— start Supplied information —
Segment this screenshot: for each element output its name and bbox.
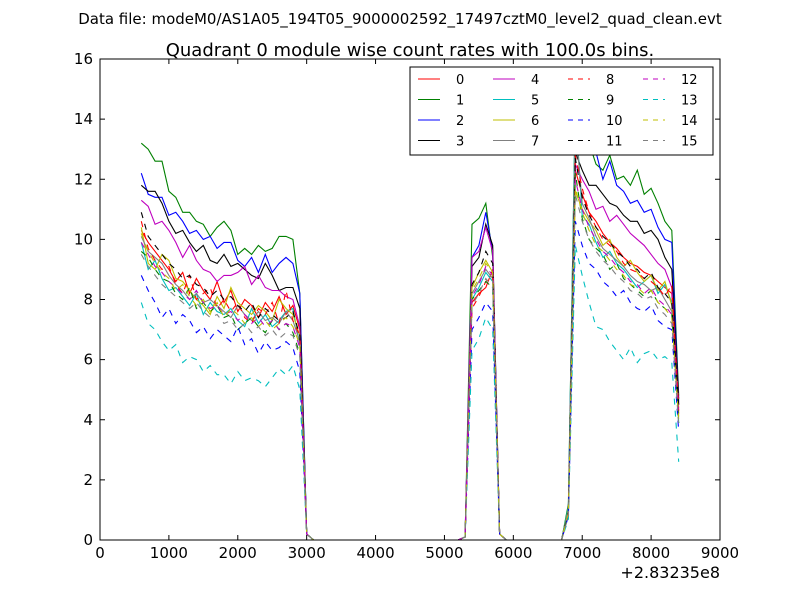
legend-label-5: 5 <box>531 94 539 109</box>
series-line-12 <box>140 179 680 540</box>
series-layer <box>140 102 680 540</box>
series-line-4 <box>140 163 680 540</box>
x-tick-label: 4000 <box>356 544 394 562</box>
legend-box <box>409 66 714 156</box>
y-tick-label: 10 <box>74 230 93 248</box>
x-tick-label: 8000 <box>632 544 670 562</box>
legend-label-13: 13 <box>681 94 698 109</box>
legend-label-2: 2 <box>456 114 464 129</box>
legend-label-14: 14 <box>681 114 698 129</box>
series-line-6 <box>140 191 680 540</box>
y-tick-label: 0 <box>83 531 93 549</box>
x-tick-label: 5000 <box>425 544 463 562</box>
legend-label-9: 9 <box>606 94 614 109</box>
y-tick-label: 14 <box>74 110 93 128</box>
series-line-13 <box>140 245 680 540</box>
x-tick-label: 6000 <box>494 544 532 562</box>
legend-label-15: 15 <box>681 135 698 150</box>
series-line-14 <box>140 188 680 540</box>
x-offset-label: +2.83235e8 <box>620 563 720 582</box>
legend-label-10: 10 <box>606 114 623 129</box>
legend-label-8: 8 <box>606 73 614 88</box>
legend-label-3: 3 <box>456 135 464 150</box>
series-line-10 <box>140 221 680 540</box>
series-line-9 <box>140 173 680 540</box>
x-tick-label: 1000 <box>150 544 188 562</box>
x-tick-label: 9000 <box>701 544 739 562</box>
series-line-0 <box>140 170 680 540</box>
series-line-5 <box>140 104 680 540</box>
y-tick-label: 12 <box>74 170 93 188</box>
x-tick-label: 2000 <box>219 544 257 562</box>
y-tick-label: 16 <box>74 50 93 68</box>
x-tick-label: 7000 <box>563 544 601 562</box>
data-file-label: Data file: modeM0/AS1A05_194T05_90000025… <box>78 10 722 29</box>
series-line-3 <box>140 152 680 540</box>
x-tick-label: 3000 <box>288 544 326 562</box>
chart-title: Quadrant 0 module wise count rates with … <box>166 40 655 61</box>
legend-label-12: 12 <box>681 73 698 88</box>
legend-label-1: 1 <box>456 94 464 109</box>
axes-layer: 0 1000 2000 3000 4000 5000 6000 7000 8000 9000 0 2 4… <box>74 50 739 562</box>
y-tick-label: 6 <box>83 351 93 369</box>
series-line-1 <box>140 102 680 540</box>
legend-label-4: 4 <box>531 73 539 88</box>
legend-label-7: 7 <box>531 135 539 150</box>
y-tick-label: 4 <box>83 411 93 429</box>
series-line-8 <box>140 155 680 540</box>
legend-label-0: 0 <box>456 73 464 88</box>
x-tick-label: 0 <box>95 544 105 562</box>
y-tick-label: 2 <box>83 471 93 489</box>
series-line-7 <box>140 122 680 540</box>
series-line-11 <box>140 158 680 540</box>
y-tick-label: 8 <box>83 291 93 309</box>
legend-label-11: 11 <box>606 135 623 150</box>
legend-label-6: 6 <box>531 114 539 129</box>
— end Supplied information —
→ What is asked: Render the lines above as a JSON list of strings, one string for each line, omitting any blank lines and leaving out the picture.

→ Result:
[
  "Segment this screenshot: for each element output its name and bbox.",
  "legend-label-5: 5 <box>531 94 539 109</box>",
  "series-line-12 <box>140 179 680 540</box>",
  "series-layer <box>140 102 680 540</box>",
  "series-line-4 <box>140 163 680 540</box>",
  "x-tick-label: 4000 <box>356 544 394 562</box>",
  "legend-box <box>409 66 714 156</box>",
  "y-tick-label: 10 <box>74 230 93 248</box>",
  "x-tick-label: 8000 <box>632 544 670 562</box>",
  "legend-label-13: 13 <box>681 94 698 109</box>",
  "legend-label-2: 2 <box>456 114 464 129</box>",
  "legend-label-14: 14 <box>681 114 698 129</box>",
  "series-line-6 <box>140 191 680 540</box>",
  "y-tick-label: 0 <box>83 531 93 549</box>",
  "x-tick-label: 5000 <box>425 544 463 562</box>",
  "legend-label-9: 9 <box>606 94 614 109</box>",
  "y-tick-label: 14 <box>74 110 93 128</box>",
  "series-line-13 <box>140 245 680 540</box>",
  "x-tick-label: 6000 <box>494 544 532 562</box>",
  "legend-label-15: 15 <box>681 135 698 150</box>",
  "series-line-14 <box>140 188 680 540</box>",
  "x-offset-label: +2.83235e8 <box>620 563 720 582</box>",
  "legend-label-10: 10 <box>606 114 623 129</box>",
  "legend-label-8: 8 <box>606 73 614 88</box>",
  "legend-label-3: 3 <box>456 135 464 150</box>",
  "series-line-10 <box>140 221 680 540</box>",
  "series-line-9 <box>140 173 680 540</box>",
  "x-tick-label: 1000 <box>150 544 188 562</box>",
  "x-tick-label: 9000 <box>701 544 739 562</box>",
  "series-line-0 <box>140 170 680 540</box>",
  "series-line-5 <box>140 104 680 540</box>",
  "y-tick-label: 12 <box>74 170 93 188</box>",
  "x-tick-label: 2000 <box>219 544 257 562</box>",
  "y-tick-label: 16 <box>74 50 93 68</box>",
  "x-tick-label: 7000 <box>563 544 601 562</box>",
  "data-file-label: Data file: modeM0/AS1A05_194T05_90000025… <box>78 10 722 29</box>",
  "series-line-3 <box>140 152 680 540</box>",
  "x-tick-label: 3000 <box>288 544 326 562</box>",
  "chart-title: Quadrant 0 module wise count rates with … <box>166 40 655 61</box>",
  "legend-label-12: 12 <box>681 73 698 88</box>",
  "legend-label-1: 1 <box>456 94 464 109</box>",
  "axes-layer: 0 1000 2000 3000 4000 5000 6000 7000 8000 9000 0 2 4… <box>74 50 739 562</box>",
  "y-tick-label: 6 <box>83 351 93 369</box>",
  "series-line-1 <box>140 102 680 540</box>",
  "legend-label-4: 4 <box>531 73 539 88</box>",
  "legend-label-7: 7 <box>531 135 539 150</box>",
  "y-tick-label: 4 <box>83 411 93 429</box>",
  "series-line-8 <box>140 155 680 540</box>",
  "legend-label-0: 0 <box>456 73 464 88</box>",
  "x-tick-label: 0 <box>95 544 105 562</box>",
  "y-tick-label: 2 <box>83 471 93 489</box>",
  "series-line-7 <box>140 122 680 540</box>",
  "series-line-11 <box>140 158 680 540</box>",
  "y-tick-label: 8 <box>83 291 93 309</box>",
  "legend-label-11: 11 <box>606 135 623 150</box>",
  "legend-label-6: 6 <box>531 114 539 129</box>"
]